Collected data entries
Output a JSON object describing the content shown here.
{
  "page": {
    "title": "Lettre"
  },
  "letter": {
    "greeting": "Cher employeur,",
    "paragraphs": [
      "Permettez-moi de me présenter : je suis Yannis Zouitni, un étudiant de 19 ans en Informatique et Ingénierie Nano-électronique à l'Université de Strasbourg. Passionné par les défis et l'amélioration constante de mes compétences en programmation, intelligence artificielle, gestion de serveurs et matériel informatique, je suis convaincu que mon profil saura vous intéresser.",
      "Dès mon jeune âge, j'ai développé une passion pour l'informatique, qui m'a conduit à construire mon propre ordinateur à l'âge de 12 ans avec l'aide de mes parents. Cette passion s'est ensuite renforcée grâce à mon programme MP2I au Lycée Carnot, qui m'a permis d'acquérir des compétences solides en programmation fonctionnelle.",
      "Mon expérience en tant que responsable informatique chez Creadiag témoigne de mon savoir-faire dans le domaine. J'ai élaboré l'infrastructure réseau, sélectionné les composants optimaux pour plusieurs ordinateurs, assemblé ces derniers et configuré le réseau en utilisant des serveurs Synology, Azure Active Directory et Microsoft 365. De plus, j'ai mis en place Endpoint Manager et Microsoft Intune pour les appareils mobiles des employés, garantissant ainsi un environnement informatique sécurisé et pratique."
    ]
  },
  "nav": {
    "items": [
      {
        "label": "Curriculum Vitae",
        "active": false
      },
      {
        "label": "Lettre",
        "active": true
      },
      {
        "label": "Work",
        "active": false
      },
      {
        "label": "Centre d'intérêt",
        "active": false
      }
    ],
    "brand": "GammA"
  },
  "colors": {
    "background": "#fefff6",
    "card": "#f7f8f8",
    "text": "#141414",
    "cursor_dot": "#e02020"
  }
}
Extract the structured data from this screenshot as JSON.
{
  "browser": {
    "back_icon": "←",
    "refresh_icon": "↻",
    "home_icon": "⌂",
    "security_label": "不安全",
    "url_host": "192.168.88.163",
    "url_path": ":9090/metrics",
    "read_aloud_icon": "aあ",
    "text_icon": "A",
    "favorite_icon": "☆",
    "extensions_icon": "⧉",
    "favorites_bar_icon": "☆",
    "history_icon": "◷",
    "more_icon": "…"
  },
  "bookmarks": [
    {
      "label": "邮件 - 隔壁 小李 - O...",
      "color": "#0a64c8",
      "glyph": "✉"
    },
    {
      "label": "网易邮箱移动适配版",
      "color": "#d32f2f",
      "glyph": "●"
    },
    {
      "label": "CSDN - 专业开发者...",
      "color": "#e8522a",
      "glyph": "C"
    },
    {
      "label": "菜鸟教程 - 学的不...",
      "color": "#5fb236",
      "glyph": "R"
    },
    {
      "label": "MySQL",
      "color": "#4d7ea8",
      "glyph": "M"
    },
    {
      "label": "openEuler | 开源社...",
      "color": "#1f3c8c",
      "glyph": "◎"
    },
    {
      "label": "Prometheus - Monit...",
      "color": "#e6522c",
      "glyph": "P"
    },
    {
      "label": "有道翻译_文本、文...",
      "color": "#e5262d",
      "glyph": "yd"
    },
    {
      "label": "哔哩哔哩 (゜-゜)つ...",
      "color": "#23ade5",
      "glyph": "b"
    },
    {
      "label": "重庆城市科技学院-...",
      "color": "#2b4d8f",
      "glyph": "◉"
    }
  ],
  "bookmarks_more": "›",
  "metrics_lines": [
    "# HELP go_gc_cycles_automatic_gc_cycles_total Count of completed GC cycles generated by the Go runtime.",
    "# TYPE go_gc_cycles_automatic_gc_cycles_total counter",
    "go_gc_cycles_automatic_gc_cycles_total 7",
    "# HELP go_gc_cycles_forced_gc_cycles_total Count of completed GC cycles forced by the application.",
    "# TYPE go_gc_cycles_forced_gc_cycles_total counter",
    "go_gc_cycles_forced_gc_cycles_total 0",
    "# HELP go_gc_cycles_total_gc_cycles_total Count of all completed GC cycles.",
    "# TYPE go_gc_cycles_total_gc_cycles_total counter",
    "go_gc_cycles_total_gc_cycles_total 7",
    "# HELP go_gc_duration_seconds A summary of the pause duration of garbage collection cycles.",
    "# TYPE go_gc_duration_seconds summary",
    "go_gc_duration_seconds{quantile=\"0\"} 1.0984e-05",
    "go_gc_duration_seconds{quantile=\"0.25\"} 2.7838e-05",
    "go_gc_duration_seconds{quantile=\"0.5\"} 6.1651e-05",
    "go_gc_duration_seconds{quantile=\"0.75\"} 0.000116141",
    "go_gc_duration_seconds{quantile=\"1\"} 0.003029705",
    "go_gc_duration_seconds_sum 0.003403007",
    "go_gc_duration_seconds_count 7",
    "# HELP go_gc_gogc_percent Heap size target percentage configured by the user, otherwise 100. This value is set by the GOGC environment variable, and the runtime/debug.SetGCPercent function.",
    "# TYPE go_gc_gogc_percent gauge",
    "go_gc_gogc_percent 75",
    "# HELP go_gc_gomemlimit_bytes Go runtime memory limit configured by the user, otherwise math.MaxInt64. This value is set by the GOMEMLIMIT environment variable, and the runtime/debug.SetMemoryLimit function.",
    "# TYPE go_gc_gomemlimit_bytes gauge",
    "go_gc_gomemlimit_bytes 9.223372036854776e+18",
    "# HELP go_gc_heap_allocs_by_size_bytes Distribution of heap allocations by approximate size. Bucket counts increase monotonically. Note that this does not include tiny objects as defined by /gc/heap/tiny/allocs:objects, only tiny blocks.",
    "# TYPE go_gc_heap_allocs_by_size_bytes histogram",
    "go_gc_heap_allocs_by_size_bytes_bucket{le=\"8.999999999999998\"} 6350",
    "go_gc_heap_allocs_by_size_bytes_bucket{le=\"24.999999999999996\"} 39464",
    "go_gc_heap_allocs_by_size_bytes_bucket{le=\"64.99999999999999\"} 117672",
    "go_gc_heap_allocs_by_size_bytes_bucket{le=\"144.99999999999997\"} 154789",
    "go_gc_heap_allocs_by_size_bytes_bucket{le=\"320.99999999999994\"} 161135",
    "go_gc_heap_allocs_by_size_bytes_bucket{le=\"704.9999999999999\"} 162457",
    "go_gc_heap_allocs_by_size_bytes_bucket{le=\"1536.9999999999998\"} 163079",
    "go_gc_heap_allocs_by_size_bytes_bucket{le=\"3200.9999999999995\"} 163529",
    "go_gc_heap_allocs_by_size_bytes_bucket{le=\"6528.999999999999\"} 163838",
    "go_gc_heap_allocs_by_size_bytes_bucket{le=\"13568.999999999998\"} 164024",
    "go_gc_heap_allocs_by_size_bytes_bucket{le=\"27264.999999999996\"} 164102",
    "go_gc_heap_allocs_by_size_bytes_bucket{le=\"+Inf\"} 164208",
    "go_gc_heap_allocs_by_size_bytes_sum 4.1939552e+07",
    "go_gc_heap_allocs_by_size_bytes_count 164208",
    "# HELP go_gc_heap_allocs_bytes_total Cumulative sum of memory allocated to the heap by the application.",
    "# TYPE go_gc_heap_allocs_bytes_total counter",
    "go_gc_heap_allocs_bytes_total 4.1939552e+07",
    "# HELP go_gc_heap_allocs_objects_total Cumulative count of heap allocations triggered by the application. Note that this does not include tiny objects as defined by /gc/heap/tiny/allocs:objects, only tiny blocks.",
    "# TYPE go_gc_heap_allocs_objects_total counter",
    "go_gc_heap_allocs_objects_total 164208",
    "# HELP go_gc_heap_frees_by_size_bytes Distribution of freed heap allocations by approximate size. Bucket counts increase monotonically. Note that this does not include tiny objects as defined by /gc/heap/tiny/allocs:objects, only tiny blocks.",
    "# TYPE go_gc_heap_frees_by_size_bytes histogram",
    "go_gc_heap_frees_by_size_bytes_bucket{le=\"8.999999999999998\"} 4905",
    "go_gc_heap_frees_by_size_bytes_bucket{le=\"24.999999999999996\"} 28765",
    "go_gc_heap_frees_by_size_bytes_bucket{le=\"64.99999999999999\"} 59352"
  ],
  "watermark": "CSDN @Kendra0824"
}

» GIVEN PROBLEM
Every line of the listing that holds "only" should be found and copied.

» ANSWER BELOW
    "# HELP go_gc_heap_allocs_by_size_bytes Distribution of heap allocations by approximate size. Bucket counts increase monotonically. Note that this does not include tiny objects as defined by /gc/heap/tiny/allocs:objects, only tiny blocks.",
    "# HELP go_gc_heap_allocs_objects_total Cumulative count of heap allocations triggered by the application. Note that this does not include tiny objects as defined by /gc/heap/tiny/allocs:objects, only tiny blocks.",
    "# HELP go_gc_heap_frees_by_size_bytes Distribution of freed heap allocations by approximate size. Bucket counts increase monotonically. Note that this does not include tiny objects as defined by /gc/heap/tiny/allocs:objects, only tiny blocks.",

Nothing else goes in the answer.